> **Do this**
Transcribe the listing verbatim. Do not carry over any pictures.

----------

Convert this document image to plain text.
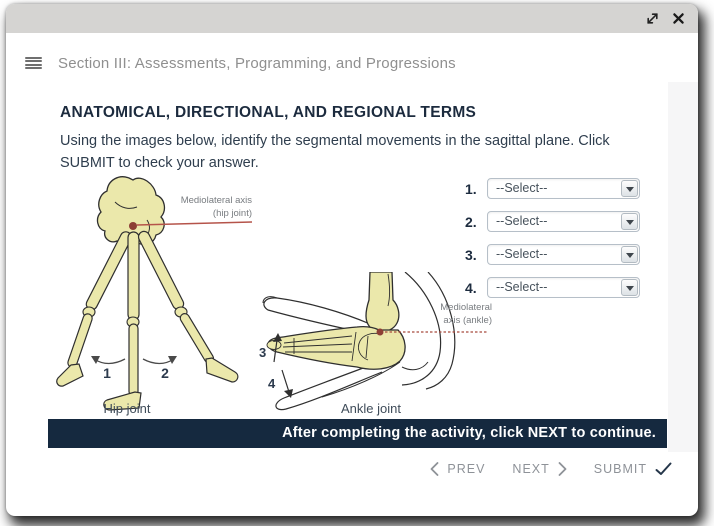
Section III: Assessments, Programming, and Progressions
ANATOMICAL, DIRECTIONAL, AND REGIONAL TERMS
Using the images below, identify the segmental movements in the sagittal plane. Click SUBMIT to check your answer.
1.	--Select--
2.	--Select--
3.	--Select--
4.	--Select--
Mediolateral axis
(hip joint)
1	2
Mediolateral
axis (ankle)
3
4
Hip joint	Ankle joint
After completing the activity, click NEXT to continue.
PREV NEXT	SUBMIT
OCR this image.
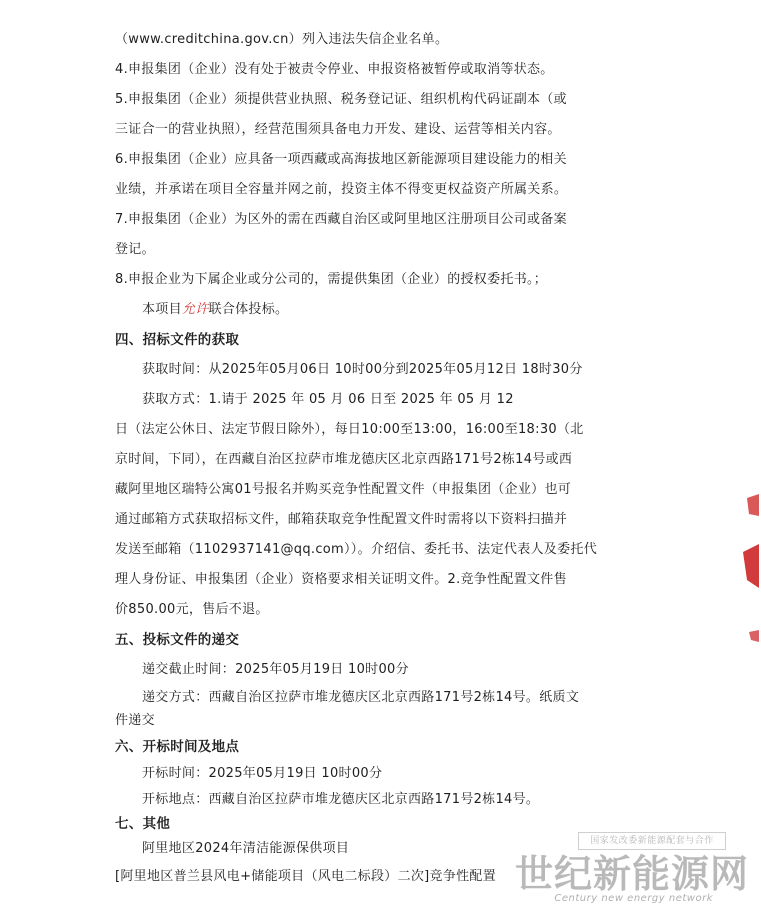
（www.creditchina.gov.cn）列入违法失信企业名单。
4.申报集团（企业）没有处于被责令停业、申报资格被暂停或取消等状态。
5.申报集团（企业）须提供营业执照、税务登记证、组织机构代码证副本（或
三证合一的营业执照），经营范围须具备电力开发、建设、运营等相关内容。
6.申报集团（企业）应具备一项西藏或高海拔地区新能源项目建设能力的相关
业绩，并承诺在项目全容量并网之前，投资主体不得变更权益资产所属关系。
7.申报集团（企业）为区外的需在西藏自治区或阿里地区注册项目公司或备案
登记。
8.申报企业为下属企业或分公司的，需提供集团（企业）的授权委托书。；
本项目允许联合体投标。
四、招标文件的获取
获取时间：从2025年05月06日 10时00分到2025年05月12日 18时30分
获取方式：1.请于 2025 年 05 月 06 日至 2025 年 05 月 12
日（法定公休日、法定节假日除外），每日10:00至13:00，16:00至18:30（北
京时间，下同），在西藏自治区拉萨市堆龙德庆区北京西路171号2栋14号或西
藏阿里地区瑞特公寓01号报名并购买竞争性配置文件（申报集团（企业）也可
通过邮箱方式获取招标文件，邮箱获取竞争性配置文件时需将以下资料扫描并
发送至邮箱（1102937141@qq.com））。介绍信、委托书、法定代表人及委托代
理人身份证、申报集团（企业）资格要求相关证明文件。2.竞争性配置文件售
价850.00元，售后不退。
五、投标文件的递交
递交截止时间：2025年05月19日 10时00分
递交方式：西藏自治区拉萨市堆龙德庆区北京西路171号2栋14号。纸质文
件递交
六、开标时间及地点
开标时间：2025年05月19日 10时00分
开标地点：西藏自治区拉萨市堆龙德庆区北京西路171号2栋14号。
七、其他
阿里地区2024年清洁能源保供项目
[阿里地区普兰县风电+储能项目（风电二标段）二次]竞争性配置
国家发改委新能源配套与合作
世纪新能源网
Century new energy network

----------

> **Answer for the task**
Convert this document image to plain text.
Section III: Assessments, Programming, and Progressions
ANATOMICAL, DIRECTIONAL, AND REGIONAL TERMS
Using the images below, identify the segmental movements in the sagittal plane. Click SUBMIT to check your answer.
1.	--Select--
2.	--Select--
3.	--Select--
4.	--Select--
Mediolateral axis
(hip joint)
1	2
Mediolateral
axis (ankle)
3
4
Hip joint	Ankle joint
After completing the activity, click NEXT to continue.
PREV NEXT	SUBMIT
OCR this image.
（www.creditchina.gov.cn）列入违法失信企业名单。
4.申报集团（企业）没有处于被责令停业、申报资格被暂停或取消等状态。
5.申报集团（企业）须提供营业执照、税务登记证、组织机构代码证副本（或
三证合一的营业执照），经营范围须具备电力开发、建设、运营等相关内容。
6.申报集团（企业）应具备一项西藏或高海拔地区新能源项目建设能力的相关
业绩，并承诺在项目全容量并网之前，投资主体不得变更权益资产所属关系。
7.申报集团（企业）为区外的需在西藏自治区或阿里地区注册项目公司或备案
登记。
8.申报企业为下属企业或分公司的，需提供集团（企业）的授权委托书。；
本项目允许联合体投标。
四、招标文件的获取
获取时间：从2025年05月06日 10时00分到2025年05月12日 18时30分
获取方式：1.请于 2025 年 05 月 06 日至 2025 年 05 月 12
日（法定公休日、法定节假日除外），每日10:00至13:00，16:00至18:30（北
京时间，下同），在西藏自治区拉萨市堆龙德庆区北京西路171号2栋14号或西
藏阿里地区瑞特公寓01号报名并购买竞争性配置文件（申报集团（企业）也可
通过邮箱方式获取招标文件，邮箱获取竞争性配置文件时需将以下资料扫描并
发送至邮箱（1102937141@qq.com））。介绍信、委托书、法定代表人及委托代
理人身份证、申报集团（企业）资格要求相关证明文件。2.竞争性配置文件售
价850.00元，售后不退。
五、投标文件的递交
递交截止时间：2025年05月19日 10时00分
递交方式：西藏自治区拉萨市堆龙德庆区北京西路171号2栋14号。纸质文
件递交
六、开标时间及地点
开标时间：2025年05月19日 10时00分
开标地点：西藏自治区拉萨市堆龙德庆区北京西路171号2栋14号。
七、其他
阿里地区2024年清洁能源保供项目
[阿里地区普兰县风电+储能项目（风电二标段）二次]竞争性配置
国家发改委新能源配套与合作
世纪新能源网
Century new energy network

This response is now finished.